Copy the listing verbatim, excluding any images found in it.

------ Available data ------

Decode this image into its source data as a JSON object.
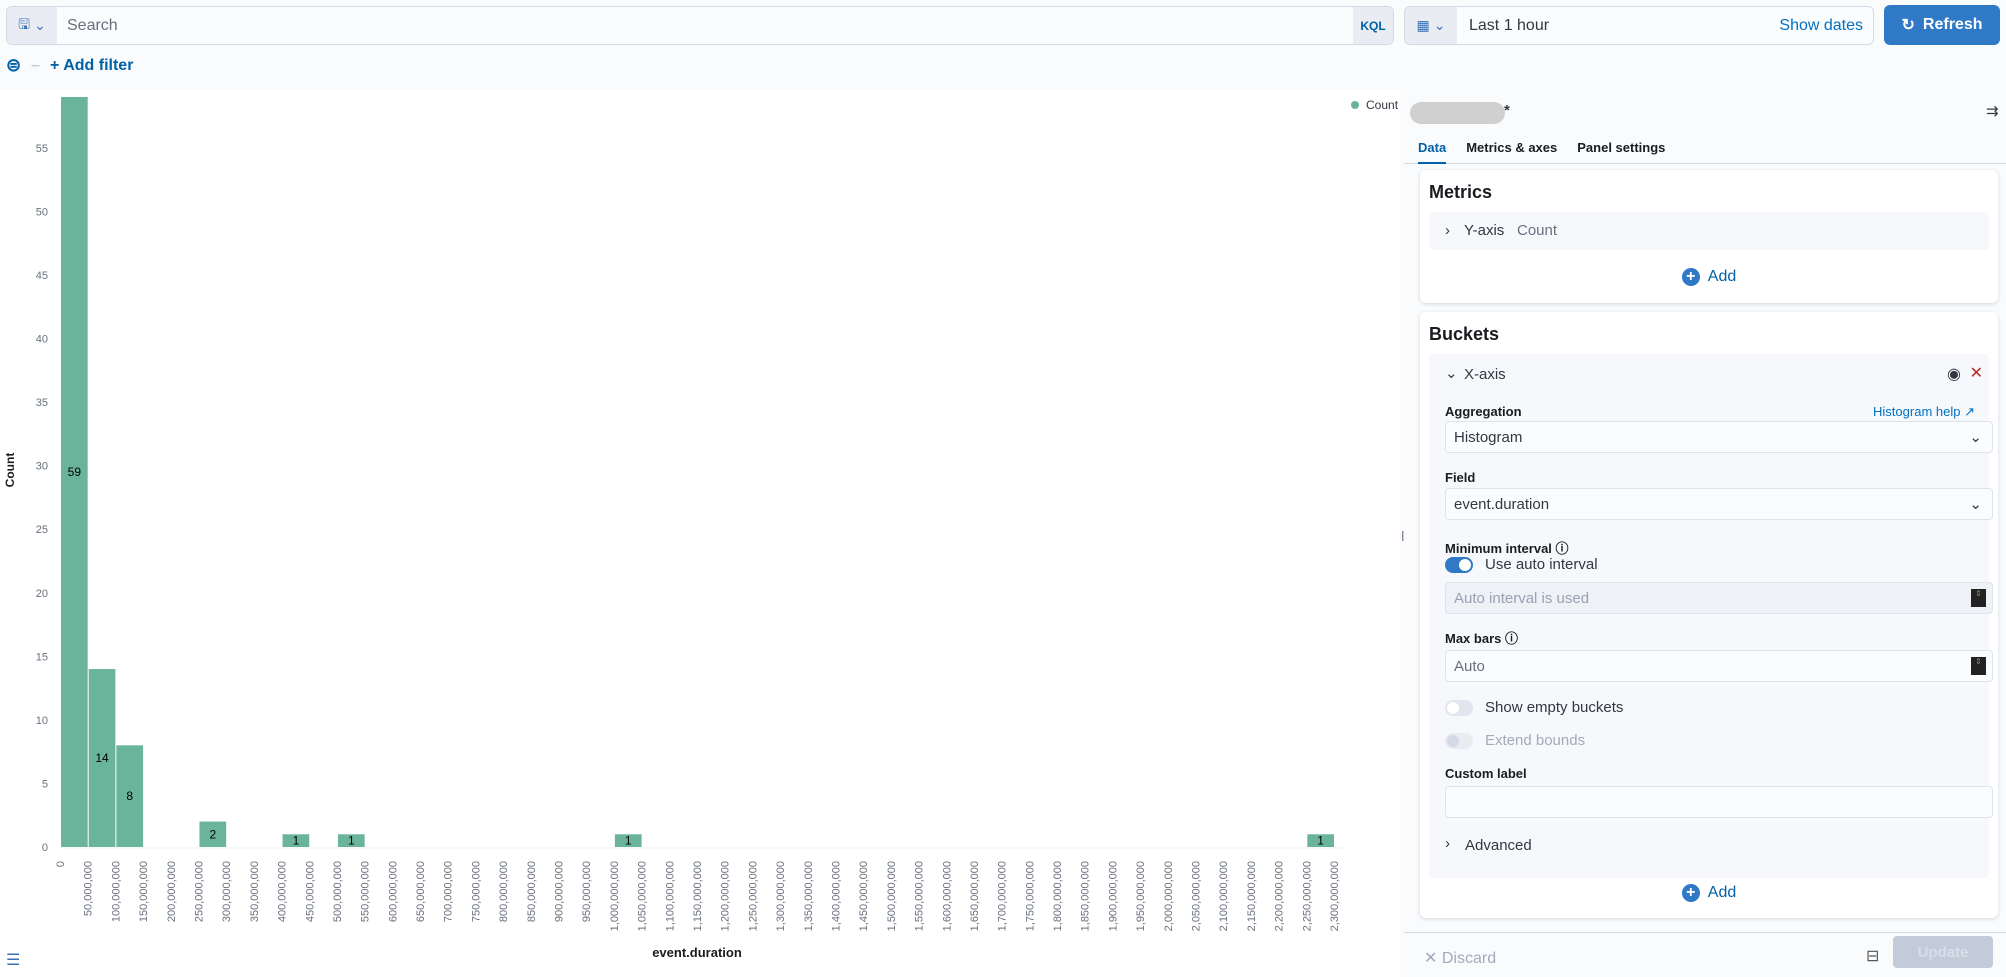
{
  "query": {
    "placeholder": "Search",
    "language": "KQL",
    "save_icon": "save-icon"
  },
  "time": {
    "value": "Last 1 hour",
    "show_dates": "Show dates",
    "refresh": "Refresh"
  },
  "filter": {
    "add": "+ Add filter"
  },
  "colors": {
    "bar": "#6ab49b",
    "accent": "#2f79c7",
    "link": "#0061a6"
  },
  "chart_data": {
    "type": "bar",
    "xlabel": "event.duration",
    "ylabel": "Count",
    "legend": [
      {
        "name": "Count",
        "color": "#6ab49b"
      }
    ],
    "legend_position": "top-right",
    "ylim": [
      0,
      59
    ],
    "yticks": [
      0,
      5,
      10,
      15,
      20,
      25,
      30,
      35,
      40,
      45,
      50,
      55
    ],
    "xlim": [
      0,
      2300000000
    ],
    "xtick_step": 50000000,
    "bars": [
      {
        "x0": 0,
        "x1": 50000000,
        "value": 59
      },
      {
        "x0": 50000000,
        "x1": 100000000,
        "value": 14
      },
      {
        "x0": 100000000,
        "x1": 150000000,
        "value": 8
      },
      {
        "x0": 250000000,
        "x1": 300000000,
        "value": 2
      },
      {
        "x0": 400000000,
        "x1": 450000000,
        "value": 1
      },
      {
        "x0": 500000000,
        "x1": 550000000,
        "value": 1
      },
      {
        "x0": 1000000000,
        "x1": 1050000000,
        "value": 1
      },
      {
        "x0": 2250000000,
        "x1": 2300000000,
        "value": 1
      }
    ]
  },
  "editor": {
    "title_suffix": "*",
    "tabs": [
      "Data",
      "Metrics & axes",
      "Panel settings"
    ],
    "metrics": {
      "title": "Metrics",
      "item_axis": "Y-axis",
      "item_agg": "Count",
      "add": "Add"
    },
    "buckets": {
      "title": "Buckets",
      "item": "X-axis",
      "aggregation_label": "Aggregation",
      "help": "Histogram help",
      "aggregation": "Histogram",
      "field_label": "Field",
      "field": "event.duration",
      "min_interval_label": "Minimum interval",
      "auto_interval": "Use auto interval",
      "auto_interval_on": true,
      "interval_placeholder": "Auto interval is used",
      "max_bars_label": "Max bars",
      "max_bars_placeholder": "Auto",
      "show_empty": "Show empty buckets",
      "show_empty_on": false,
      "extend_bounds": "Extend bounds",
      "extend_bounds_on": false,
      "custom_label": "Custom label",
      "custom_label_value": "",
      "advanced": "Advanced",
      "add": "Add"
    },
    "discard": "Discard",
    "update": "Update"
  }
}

------

Problem solution>
Decode this image into its source data as a JSON object.
{
  "query": {
    "placeholder": "Search",
    "language": "KQL",
    "save_icon": "save-icon"
  },
  "time": {
    "value": "Last 1 hour",
    "show_dates": "Show dates",
    "refresh": "Refresh"
  },
  "filter": {
    "add": "+ Add filter"
  },
  "colors": {
    "bar": "#6ab49b",
    "accent": "#2f79c7",
    "link": "#0061a6"
  },
  "chart_data": {
    "type": "bar",
    "xlabel": "event.duration",
    "ylabel": "Count",
    "legend": [
      {
        "name": "Count",
        "color": "#6ab49b"
      }
    ],
    "legend_position": "top-right",
    "ylim": [
      0,
      59
    ],
    "yticks": [
      0,
      5,
      10,
      15,
      20,
      25,
      30,
      35,
      40,
      45,
      50,
      55
    ],
    "xlim": [
      0,
      2300000000
    ],
    "xtick_step": 50000000,
    "bars": [
      {
        "x0": 0,
        "x1": 50000000,
        "value": 59
      },
      {
        "x0": 50000000,
        "x1": 100000000,
        "value": 14
      },
      {
        "x0": 100000000,
        "x1": 150000000,
        "value": 8
      },
      {
        "x0": 250000000,
        "x1": 300000000,
        "value": 2
      },
      {
        "x0": 400000000,
        "x1": 450000000,
        "value": 1
      },
      {
        "x0": 500000000,
        "x1": 550000000,
        "value": 1
      },
      {
        "x0": 1000000000,
        "x1": 1050000000,
        "value": 1
      },
      {
        "x0": 2250000000,
        "x1": 2300000000,
        "value": 1
      }
    ]
  },
  "editor": {
    "title_suffix": "*",
    "tabs": [
      "Data",
      "Metrics & axes",
      "Panel settings"
    ],
    "metrics": {
      "title": "Metrics",
      "item_axis": "Y-axis",
      "item_agg": "Count",
      "add": "Add"
    },
    "buckets": {
      "title": "Buckets",
      "item": "X-axis",
      "aggregation_label": "Aggregation",
      "help": "Histogram help",
      "aggregation": "Histogram",
      "field_label": "Field",
      "field": "event.duration",
      "min_interval_label": "Minimum interval",
      "auto_interval": "Use auto interval",
      "auto_interval_on": true,
      "interval_placeholder": "Auto interval is used",
      "max_bars_label": "Max bars",
      "max_bars_placeholder": "Auto",
      "show_empty": "Show empty buckets",
      "show_empty_on": false,
      "extend_bounds": "Extend bounds",
      "extend_bounds_on": false,
      "custom_label": "Custom label",
      "custom_label_value": "",
      "advanced": "Advanced",
      "add": "Add"
    },
    "discard": "Discard",
    "update": "Update"
  }
}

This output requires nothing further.